*** Source extract
Recommended implementation order: 15 (community infrastructure is important once the language is usable).

Goal

Build the community-facing infrastructure needed to grow the NG ecosystem: a project website, online playground, RFC process for language changes, and a public roadmap.

Motivation

NG currently has no outward-facing community presence. There is no:

  • Project website or landing page
  • Online playground to try NG without installing
  • Documented RFC or proposal process for language changes
  • Public roadmap or milestone tracking
  • Official communication channels (Discord, forum, mailing list)
  • Contribution ladder (good-first-issues, mentorship)

Proposed Components

1. Project Website

ng-lang.org/
├── index.html                 # Landing page: hero, features, quick start
├── install.html               # Download and installation guide
├── learn/                     # Tutorials and guides
│   ├── getting-started.html
│   ├── basic-syntax.html
│   └── ...
├── doc/                       # Full API documentation (generated by ng doc)
│   ├── std/
│   └── ...
├── playground/                # Online code editor (see below)
******
*** Supplied material
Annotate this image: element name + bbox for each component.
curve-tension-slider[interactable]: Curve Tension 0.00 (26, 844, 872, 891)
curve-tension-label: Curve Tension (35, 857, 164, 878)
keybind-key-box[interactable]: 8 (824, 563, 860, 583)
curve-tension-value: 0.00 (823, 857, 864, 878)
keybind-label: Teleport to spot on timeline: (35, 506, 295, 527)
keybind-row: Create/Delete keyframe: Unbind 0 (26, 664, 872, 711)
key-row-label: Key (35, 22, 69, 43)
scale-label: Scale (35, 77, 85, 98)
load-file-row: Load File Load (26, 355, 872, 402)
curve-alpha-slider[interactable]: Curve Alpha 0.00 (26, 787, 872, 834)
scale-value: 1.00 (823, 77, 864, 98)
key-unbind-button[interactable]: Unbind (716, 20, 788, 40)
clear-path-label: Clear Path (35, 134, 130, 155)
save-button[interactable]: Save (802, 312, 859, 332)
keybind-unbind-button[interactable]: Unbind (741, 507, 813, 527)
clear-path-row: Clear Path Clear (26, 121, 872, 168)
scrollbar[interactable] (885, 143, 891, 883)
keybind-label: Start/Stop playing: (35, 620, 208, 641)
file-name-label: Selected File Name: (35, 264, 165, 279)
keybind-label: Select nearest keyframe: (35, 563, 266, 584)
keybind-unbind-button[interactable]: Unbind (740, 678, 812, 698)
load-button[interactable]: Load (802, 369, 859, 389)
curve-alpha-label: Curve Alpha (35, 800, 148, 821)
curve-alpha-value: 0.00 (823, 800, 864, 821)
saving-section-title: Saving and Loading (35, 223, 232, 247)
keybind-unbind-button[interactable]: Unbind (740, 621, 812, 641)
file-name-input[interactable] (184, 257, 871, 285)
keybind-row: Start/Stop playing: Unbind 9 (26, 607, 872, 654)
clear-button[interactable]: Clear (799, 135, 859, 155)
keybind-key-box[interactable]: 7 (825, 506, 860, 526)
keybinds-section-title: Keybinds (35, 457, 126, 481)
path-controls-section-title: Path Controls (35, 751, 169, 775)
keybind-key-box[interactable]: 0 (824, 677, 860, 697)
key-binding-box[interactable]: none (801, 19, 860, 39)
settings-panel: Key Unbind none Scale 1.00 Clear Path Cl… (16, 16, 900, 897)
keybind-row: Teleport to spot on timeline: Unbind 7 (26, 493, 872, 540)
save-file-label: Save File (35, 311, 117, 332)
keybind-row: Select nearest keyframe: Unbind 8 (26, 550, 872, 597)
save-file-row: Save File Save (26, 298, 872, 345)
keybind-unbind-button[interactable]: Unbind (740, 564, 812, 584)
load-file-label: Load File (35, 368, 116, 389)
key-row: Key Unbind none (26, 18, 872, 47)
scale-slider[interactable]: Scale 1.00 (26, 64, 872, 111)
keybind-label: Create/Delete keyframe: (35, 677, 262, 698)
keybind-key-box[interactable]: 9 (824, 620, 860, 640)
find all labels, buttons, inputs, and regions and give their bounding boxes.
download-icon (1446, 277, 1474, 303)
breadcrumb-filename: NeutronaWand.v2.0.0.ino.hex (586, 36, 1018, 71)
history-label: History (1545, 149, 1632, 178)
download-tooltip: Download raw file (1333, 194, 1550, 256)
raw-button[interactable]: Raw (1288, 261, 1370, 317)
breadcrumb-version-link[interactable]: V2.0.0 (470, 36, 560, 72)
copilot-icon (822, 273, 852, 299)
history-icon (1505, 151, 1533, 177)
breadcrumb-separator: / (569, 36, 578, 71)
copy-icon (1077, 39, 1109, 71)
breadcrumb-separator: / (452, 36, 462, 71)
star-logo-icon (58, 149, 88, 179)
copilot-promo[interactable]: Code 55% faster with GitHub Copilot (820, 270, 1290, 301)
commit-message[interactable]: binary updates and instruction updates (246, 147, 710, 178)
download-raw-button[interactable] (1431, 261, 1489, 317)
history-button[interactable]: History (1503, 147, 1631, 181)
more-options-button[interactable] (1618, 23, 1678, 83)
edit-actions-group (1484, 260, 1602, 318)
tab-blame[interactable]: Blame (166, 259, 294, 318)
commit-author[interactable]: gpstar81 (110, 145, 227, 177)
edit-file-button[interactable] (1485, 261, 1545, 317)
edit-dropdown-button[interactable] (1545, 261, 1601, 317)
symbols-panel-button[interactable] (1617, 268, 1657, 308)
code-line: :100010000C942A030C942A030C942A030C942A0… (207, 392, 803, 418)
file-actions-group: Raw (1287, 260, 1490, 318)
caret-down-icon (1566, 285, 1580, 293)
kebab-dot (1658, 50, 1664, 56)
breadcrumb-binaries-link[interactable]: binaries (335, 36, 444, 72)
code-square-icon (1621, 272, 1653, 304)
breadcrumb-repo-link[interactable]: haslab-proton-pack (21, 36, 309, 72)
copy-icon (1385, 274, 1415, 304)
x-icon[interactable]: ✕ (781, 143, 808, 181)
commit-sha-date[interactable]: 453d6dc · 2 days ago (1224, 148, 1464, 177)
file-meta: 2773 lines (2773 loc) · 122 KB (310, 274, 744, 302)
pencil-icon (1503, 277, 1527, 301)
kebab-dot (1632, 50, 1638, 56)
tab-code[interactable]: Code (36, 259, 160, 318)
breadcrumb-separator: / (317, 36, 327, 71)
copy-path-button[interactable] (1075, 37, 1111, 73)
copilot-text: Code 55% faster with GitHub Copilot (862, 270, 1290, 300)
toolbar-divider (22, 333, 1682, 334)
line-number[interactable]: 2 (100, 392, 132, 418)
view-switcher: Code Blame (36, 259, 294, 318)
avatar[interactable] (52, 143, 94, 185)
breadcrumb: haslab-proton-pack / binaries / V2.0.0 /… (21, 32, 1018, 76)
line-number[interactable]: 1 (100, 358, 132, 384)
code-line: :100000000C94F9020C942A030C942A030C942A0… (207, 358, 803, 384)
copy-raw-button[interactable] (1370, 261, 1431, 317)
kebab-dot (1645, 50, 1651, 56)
******
What the task requires: Summarize the community infrastructure proposal in two sentences.

Output below: The proposal sets out to build community-facing infrastructure for the NG ecosystem: a project website, an online playground, an RFC process for language changes, and a public roadmap. It is placed 15th in the recommended implementation order, and it points out that NG currently has no outward-facing community presence, lacking a website, a playground, a proposal process, a roadmap, official communication channels, and a contribution ladder.